### WHAT IS BEING ASKED
Count the lines in the entries below that include the word "icon". Give nothing but the number.

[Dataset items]
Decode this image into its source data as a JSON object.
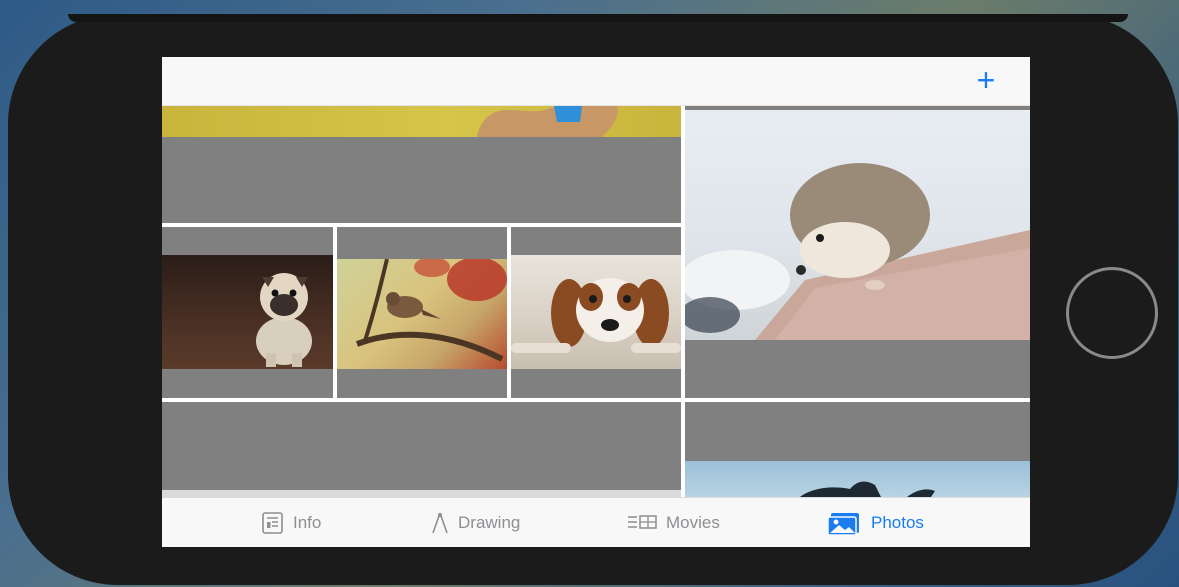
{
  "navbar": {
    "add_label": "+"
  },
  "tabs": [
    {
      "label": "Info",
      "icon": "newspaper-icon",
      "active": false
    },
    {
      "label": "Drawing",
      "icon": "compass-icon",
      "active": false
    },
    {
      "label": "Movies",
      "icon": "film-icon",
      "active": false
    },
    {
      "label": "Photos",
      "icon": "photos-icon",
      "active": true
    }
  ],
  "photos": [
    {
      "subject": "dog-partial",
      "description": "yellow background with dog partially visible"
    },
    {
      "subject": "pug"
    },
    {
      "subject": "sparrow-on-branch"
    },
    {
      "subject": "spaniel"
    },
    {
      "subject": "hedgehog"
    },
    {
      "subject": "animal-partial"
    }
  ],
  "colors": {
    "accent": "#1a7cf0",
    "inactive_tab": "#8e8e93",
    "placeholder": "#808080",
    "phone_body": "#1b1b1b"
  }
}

### FINISHED EXERCISE
4